• DATA PROVIDED:
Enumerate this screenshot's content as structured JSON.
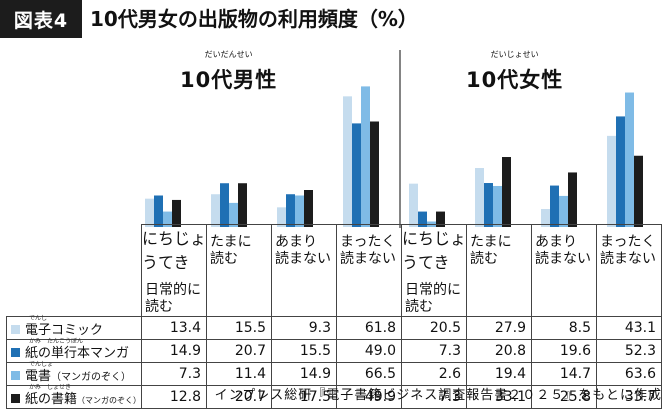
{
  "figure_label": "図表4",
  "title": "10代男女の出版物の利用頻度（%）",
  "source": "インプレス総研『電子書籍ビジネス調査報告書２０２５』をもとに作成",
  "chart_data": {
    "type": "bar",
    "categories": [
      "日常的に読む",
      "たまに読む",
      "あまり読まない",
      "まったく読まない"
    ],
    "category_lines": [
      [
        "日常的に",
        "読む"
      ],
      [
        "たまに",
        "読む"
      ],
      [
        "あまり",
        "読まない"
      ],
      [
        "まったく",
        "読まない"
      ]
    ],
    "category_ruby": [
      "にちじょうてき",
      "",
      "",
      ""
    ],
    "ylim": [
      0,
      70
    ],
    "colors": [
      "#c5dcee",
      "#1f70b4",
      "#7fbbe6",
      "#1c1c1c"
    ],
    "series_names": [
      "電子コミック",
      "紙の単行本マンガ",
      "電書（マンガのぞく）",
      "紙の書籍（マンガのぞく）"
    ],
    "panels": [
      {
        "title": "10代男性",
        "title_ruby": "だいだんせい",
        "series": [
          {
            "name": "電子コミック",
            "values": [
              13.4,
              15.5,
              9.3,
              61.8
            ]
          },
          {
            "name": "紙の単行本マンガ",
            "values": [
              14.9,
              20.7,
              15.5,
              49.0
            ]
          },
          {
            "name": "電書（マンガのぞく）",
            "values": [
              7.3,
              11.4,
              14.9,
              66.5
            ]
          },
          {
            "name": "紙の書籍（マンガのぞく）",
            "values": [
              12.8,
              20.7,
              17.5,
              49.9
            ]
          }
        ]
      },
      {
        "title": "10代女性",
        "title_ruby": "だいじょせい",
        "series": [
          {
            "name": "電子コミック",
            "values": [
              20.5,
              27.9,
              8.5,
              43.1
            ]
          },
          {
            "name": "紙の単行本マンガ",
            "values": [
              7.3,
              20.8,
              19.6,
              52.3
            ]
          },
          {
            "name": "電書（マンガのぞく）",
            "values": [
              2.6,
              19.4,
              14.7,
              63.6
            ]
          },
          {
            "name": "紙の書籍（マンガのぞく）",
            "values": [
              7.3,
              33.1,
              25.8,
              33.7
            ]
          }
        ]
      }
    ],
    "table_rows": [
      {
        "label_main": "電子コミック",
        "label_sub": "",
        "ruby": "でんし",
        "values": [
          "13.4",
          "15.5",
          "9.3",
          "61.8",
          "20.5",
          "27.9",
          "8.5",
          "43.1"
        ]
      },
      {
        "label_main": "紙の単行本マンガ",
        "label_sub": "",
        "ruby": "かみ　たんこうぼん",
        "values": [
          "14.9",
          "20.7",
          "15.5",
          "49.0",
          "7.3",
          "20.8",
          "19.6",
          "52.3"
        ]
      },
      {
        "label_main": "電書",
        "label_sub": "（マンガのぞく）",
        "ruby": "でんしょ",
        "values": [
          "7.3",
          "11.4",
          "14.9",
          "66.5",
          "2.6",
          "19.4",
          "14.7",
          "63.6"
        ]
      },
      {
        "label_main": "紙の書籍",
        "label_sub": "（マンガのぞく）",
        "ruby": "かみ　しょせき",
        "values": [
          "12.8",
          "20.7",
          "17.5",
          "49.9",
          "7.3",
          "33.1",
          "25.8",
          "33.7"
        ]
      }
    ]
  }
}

• SET EXERCISE: Repeat all the data as it stands, dropping any images it holds.

• SOLUTION TO THIS EXERCISE:
Enumerate this screenshot's content as structured JSON.
{
  "figure_label": "図表4",
  "title": "10代男女の出版物の利用頻度（%）",
  "source": "インプレス総研『電子書籍ビジネス調査報告書２０２５』をもとに作成",
  "chart_data": {
    "type": "bar",
    "categories": [
      "日常的に読む",
      "たまに読む",
      "あまり読まない",
      "まったく読まない"
    ],
    "category_lines": [
      [
        "日常的に",
        "読む"
      ],
      [
        "たまに",
        "読む"
      ],
      [
        "あまり",
        "読まない"
      ],
      [
        "まったく",
        "読まない"
      ]
    ],
    "category_ruby": [
      "にちじょうてき",
      "",
      "",
      ""
    ],
    "ylim": [
      0,
      70
    ],
    "colors": [
      "#c5dcee",
      "#1f70b4",
      "#7fbbe6",
      "#1c1c1c"
    ],
    "series_names": [
      "電子コミック",
      "紙の単行本マンガ",
      "電書（マンガのぞく）",
      "紙の書籍（マンガのぞく）"
    ],
    "panels": [
      {
        "title": "10代男性",
        "title_ruby": "だいだんせい",
        "series": [
          {
            "name": "電子コミック",
            "values": [
              13.4,
              15.5,
              9.3,
              61.8
            ]
          },
          {
            "name": "紙の単行本マンガ",
            "values": [
              14.9,
              20.7,
              15.5,
              49.0
            ]
          },
          {
            "name": "電書（マンガのぞく）",
            "values": [
              7.3,
              11.4,
              14.9,
              66.5
            ]
          },
          {
            "name": "紙の書籍（マンガのぞく）",
            "values": [
              12.8,
              20.7,
              17.5,
              49.9
            ]
          }
        ]
      },
      {
        "title": "10代女性",
        "title_ruby": "だいじょせい",
        "series": [
          {
            "name": "電子コミック",
            "values": [
              20.5,
              27.9,
              8.5,
              43.1
            ]
          },
          {
            "name": "紙の単行本マンガ",
            "values": [
              7.3,
              20.8,
              19.6,
              52.3
            ]
          },
          {
            "name": "電書（マンガのぞく）",
            "values": [
              2.6,
              19.4,
              14.7,
              63.6
            ]
          },
          {
            "name": "紙の書籍（マンガのぞく）",
            "values": [
              7.3,
              33.1,
              25.8,
              33.7
            ]
          }
        ]
      }
    ],
    "table_rows": [
      {
        "label_main": "電子コミック",
        "label_sub": "",
        "ruby": "でんし",
        "values": [
          "13.4",
          "15.5",
          "9.3",
          "61.8",
          "20.5",
          "27.9",
          "8.5",
          "43.1"
        ]
      },
      {
        "label_main": "紙の単行本マンガ",
        "label_sub": "",
        "ruby": "かみ　たんこうぼん",
        "values": [
          "14.9",
          "20.7",
          "15.5",
          "49.0",
          "7.3",
          "20.8",
          "19.6",
          "52.3"
        ]
      },
      {
        "label_main": "電書",
        "label_sub": "（マンガのぞく）",
        "ruby": "でんしょ",
        "values": [
          "7.3",
          "11.4",
          "14.9",
          "66.5",
          "2.6",
          "19.4",
          "14.7",
          "63.6"
        ]
      },
      {
        "label_main": "紙の書籍",
        "label_sub": "（マンガのぞく）",
        "ruby": "かみ　しょせき",
        "values": [
          "12.8",
          "20.7",
          "17.5",
          "49.9",
          "7.3",
          "33.1",
          "25.8",
          "33.7"
        ]
      }
    ]
  }
}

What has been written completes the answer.